Every circle is an ellipse. –  mrf Sep 20 '13 at 11:06
    
@mrf then if $h=0,$ does it mean that $a=b=k(constant)?$ –  J.H. Sep 20 '13 at 11:07

1 Answer 1

up vote 1 down vote accepted

The family of ellipses handled in the quoted passage was chosen specifically to have a simple equation in polar coordinates. Indeed, from the ratio $$ \frac{r}{d-r\cos\phi}=e $$ we easily get the polar equation $$ r=\frac{de}{1+e\cos\phi}\tag{1} $$ familiar to some of us from a course in celestial mechanics ;-)

Anyway, here the parameters that the user is free to choose are $d$ and $e\in[0,1)$. The other relevant coefficients: $a,b,h,c$ are then functions of $d$ and $e$, and cannot be chosen independently. For example, the center of an ellipse in this family is at the point $C=(h,0)=(-de^2/(1-e^2),0)$. As one of the focal points is fixed at the origin, $F_1=(0,0)$, the other focal point is then at $F_2=(2h,0)$, i.e. on the negative $x$-axis (assuming $d>0$).

So this family of ellipses does not include any of those with the familiar equation $$ \frac{x^2}{a^2}+\frac{y^2}{b^2}=1,\tag{2} $$ because the foci of those ellipses are off the origin unless $a=b$. But if $a=b$, then we have a circle, i.e. an ellipse with eccentricity $e=0$. But if $e=0$, equation $(1)$ immediately implies $r=0$, i.e. a circle with radius zero. So the only ellipse of form $(2)$ that is also of form $(1)$ is the degenerate ellipse consisting of a single point.

Given data:

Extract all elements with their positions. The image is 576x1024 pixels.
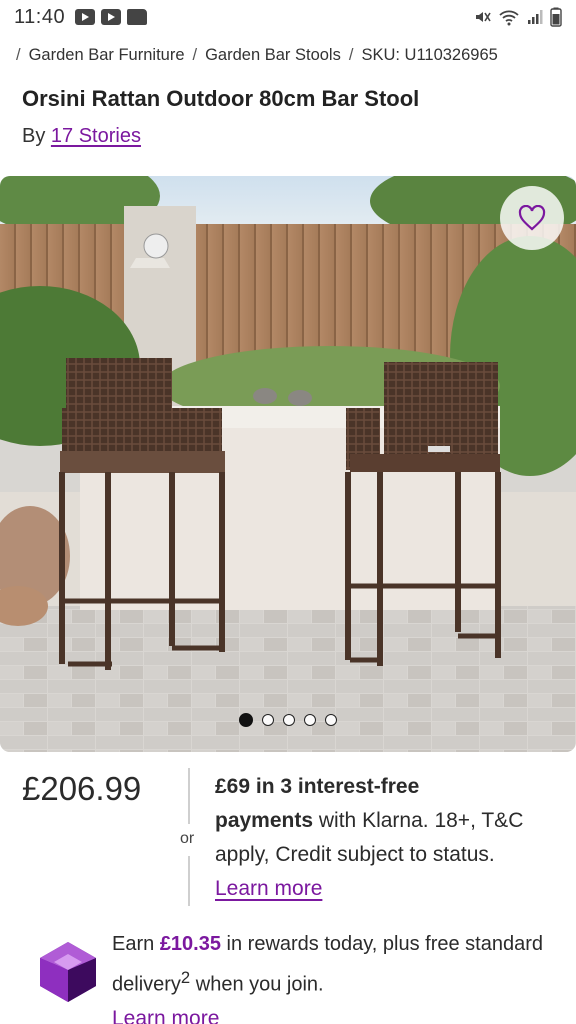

Tasks and exercises:
[1] From the ellipse thread, extract everything from "So this family" down to "a single point.".
[2] In the ellipse thread, which parameters is the user free to choose?
The material is not relevant here and may be left aside.

Answers:
[1]
So this family of ellipses does not include any of those with the familiar equation $$ \frac{x^2}{a^2}+\frac{y^2}{b^2}=1,\tag{2} $$ because the foci of those ellipses are off the origin unless $a=b$. But if $a=b$, then we have a circle, i.e. an ellipse with eccentricity $e=0$. But if $e=0$, equation $(1)$ immediately implies $r=0$, i.e. a circle with radius zero. So the only ellipse of form $(2)$ that is also of form $(1)$ is the degenerate ellipse consisting of a single point.

[2] $d$ and $e$, with $e\in[0,1)$.